**Directive 1:**
In the forum thread, what did digital_dreamer say was on the front arches of the new car in the photos?

**Source passage:**
# And you thought things got heated on here.....



## digital_dreamer (Aug 28, 2011)

Well you think things sometimes get heated on here.....

Check this thread out.... it's all out war 

http://www.seatcupra.net/forums/showthread.php?t=358648


----------



## Hilly10 (Feb 4, 2004)

:lol: :lol: :lol: Love a good debate


----------



## Gazzer (Jun 12, 2010)

cannot wait for the missus to need motability.........gonna go for a TT coupe with rear seat delete for wheelchair. hmmm i will be paying for it twice after all :?


----------



## fiftyish (Oct 6, 2010)

Thanks a bunch, thats 40mins of my life I wont ever get back. [smiley=bigcry.gif] Made me pleased I got an Audi not a Seat though. :lol:


----------



## digital_dreamer (Aug 28, 2011)

Sorry... but i never forced you to read to page 12..... :lol: :lol: :lol:

Love how some of the signatures on that forum are look at me i get 50mph :lol: :lol: :lol: :lol: bit different to on here....


----------



## Stueyturn (Jun 29, 2011)

Just read through the 12 pages :lol:

There's a guy who wishes he never started a thread if I ever saw one!


----------



## digital_dreamer (Aug 28, 2011)

Yep i was just shocked he posted photo's of "his" / Mums new baby with mud on the front arches... :lol:

Don't think he will be making a new posts on that forum for a while...

**Supplied material:**

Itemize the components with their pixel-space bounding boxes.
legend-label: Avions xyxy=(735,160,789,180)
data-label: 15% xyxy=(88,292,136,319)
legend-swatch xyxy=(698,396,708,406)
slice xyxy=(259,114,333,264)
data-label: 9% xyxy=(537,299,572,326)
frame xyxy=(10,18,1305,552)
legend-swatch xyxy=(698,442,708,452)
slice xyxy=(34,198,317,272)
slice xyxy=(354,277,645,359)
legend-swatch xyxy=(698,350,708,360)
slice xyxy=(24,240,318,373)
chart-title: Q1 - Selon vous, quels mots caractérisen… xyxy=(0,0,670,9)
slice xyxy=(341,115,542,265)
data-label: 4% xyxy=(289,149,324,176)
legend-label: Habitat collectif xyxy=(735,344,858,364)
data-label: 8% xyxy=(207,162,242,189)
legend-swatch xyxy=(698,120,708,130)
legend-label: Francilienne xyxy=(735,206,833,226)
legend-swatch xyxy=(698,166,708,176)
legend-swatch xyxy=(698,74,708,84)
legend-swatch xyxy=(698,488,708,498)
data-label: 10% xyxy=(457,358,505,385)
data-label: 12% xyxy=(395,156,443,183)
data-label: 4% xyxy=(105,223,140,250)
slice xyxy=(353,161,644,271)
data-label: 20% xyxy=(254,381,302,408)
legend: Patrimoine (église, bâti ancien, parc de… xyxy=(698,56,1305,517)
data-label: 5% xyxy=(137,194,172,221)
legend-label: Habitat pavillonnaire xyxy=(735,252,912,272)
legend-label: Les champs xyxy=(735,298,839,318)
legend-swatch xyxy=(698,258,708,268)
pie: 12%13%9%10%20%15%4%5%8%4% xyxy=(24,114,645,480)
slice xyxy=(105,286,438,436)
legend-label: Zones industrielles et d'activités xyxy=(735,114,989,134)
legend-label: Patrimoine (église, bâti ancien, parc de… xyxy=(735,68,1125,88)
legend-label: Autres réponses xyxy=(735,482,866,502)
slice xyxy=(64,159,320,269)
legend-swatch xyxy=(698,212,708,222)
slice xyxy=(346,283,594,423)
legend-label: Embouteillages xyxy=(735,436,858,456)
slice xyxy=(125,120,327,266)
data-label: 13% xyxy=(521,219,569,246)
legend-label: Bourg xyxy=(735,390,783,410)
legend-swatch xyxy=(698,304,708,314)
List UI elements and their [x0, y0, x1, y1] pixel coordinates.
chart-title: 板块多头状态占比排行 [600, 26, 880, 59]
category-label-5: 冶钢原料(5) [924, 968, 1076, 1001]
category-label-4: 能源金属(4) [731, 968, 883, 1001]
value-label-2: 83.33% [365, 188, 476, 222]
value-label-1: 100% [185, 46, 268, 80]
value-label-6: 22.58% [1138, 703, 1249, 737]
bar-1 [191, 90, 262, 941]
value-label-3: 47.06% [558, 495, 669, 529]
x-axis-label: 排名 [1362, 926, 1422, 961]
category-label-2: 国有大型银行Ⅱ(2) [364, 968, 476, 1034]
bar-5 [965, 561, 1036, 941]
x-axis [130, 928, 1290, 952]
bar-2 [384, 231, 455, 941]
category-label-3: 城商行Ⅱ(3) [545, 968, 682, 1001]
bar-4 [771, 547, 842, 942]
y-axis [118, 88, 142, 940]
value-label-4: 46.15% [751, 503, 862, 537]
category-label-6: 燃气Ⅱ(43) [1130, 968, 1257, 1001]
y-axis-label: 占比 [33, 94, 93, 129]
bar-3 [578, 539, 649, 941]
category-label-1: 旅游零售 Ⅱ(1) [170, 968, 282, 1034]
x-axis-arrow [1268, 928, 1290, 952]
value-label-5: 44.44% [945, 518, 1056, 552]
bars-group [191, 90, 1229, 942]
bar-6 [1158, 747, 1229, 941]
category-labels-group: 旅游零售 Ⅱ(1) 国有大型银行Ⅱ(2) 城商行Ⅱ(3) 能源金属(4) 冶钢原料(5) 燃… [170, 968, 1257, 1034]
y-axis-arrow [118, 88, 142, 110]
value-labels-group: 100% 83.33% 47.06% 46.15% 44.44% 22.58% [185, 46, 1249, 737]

**Directive 2:**
Rewrite the rows starting at the first row and ending at the row that contains "category-label-5: 冶钢原料(5) [924, 968, 1076, 1001]", with "slice" replaced by "wedge" and everything else left unchanged.

**Task solution 1:**
Mud.

**Task solution 2:**
Itemize the components with their pixel-space bounding boxes.
legend-label: Avions xyxy=(735,160,789,180)
data-label: 15% xyxy=(88,292,136,319)
legend-swatch xyxy=(698,396,708,406)
wedge xyxy=(259,114,333,264)
data-label: 9% xyxy=(537,299,572,326)
frame xyxy=(10,18,1305,552)
legend-swatch xyxy=(698,442,708,452)
wedge xyxy=(34,198,317,272)
wedge xyxy=(354,277,645,359)
legend-swatch xyxy=(698,350,708,360)
wedge xyxy=(24,240,318,373)
chart-title: Q1 - Selon vous, quels mots caractérisen… xyxy=(0,0,670,9)
wedge xyxy=(341,115,542,265)
data-label: 4% xyxy=(289,149,324,176)
legend-label: Habitat collectif xyxy=(735,344,858,364)
data-label: 8% xyxy=(207,162,242,189)
legend-swatch xyxy=(698,120,708,130)
legend-label: Francilienne xyxy=(735,206,833,226)
legend-swatch xyxy=(698,166,708,176)
legend-swatch xyxy=(698,74,708,84)
legend-swatch xyxy=(698,488,708,498)
data-label: 10% xyxy=(457,358,505,385)
data-label: 12% xyxy=(395,156,443,183)
data-label: 4% xyxy=(105,223,140,250)
wedge xyxy=(353,161,644,271)
data-label: 20% xyxy=(254,381,302,408)
legend: Patrimoine (église, bâti ancien, parc de… xyxy=(698,56,1305,517)
data-label: 5% xyxy=(137,194,172,221)
legend-label: Habitat pavillonnaire xyxy=(735,252,912,272)
legend-label: Les champs xyxy=(735,298,839,318)
legend-swatch xyxy=(698,258,708,268)
pie: 12%13%9%10%20%15%4%5%8%4% xyxy=(24,114,645,480)
wedge xyxy=(105,286,438,436)
legend-label: Zones industrielles et d'activités xyxy=(735,114,989,134)
legend-label: Patrimoine (église, bâti ancien, parc de… xyxy=(735,68,1125,88)
legend-label: Autres réponses xyxy=(735,482,866,502)
wedge xyxy=(64,159,320,269)
legend-swatch xyxy=(698,212,708,222)
wedge xyxy=(346,283,594,423)
legend-label: Embouteillages xyxy=(735,436,858,456)
wedge xyxy=(125,120,327,266)
data-label: 13% xyxy=(521,219,569,246)
legend-label: Bourg xyxy=(735,390,783,410)
legend-swatch xyxy=(698,304,708,314)
List UI elements and their [x0, y0, x1, y1] pixel coordinates.
chart-title: 板块多头状态占比排行 [600, 26, 880, 59]
category-label-5: 冶钢原料(5) [924, 968, 1076, 1001]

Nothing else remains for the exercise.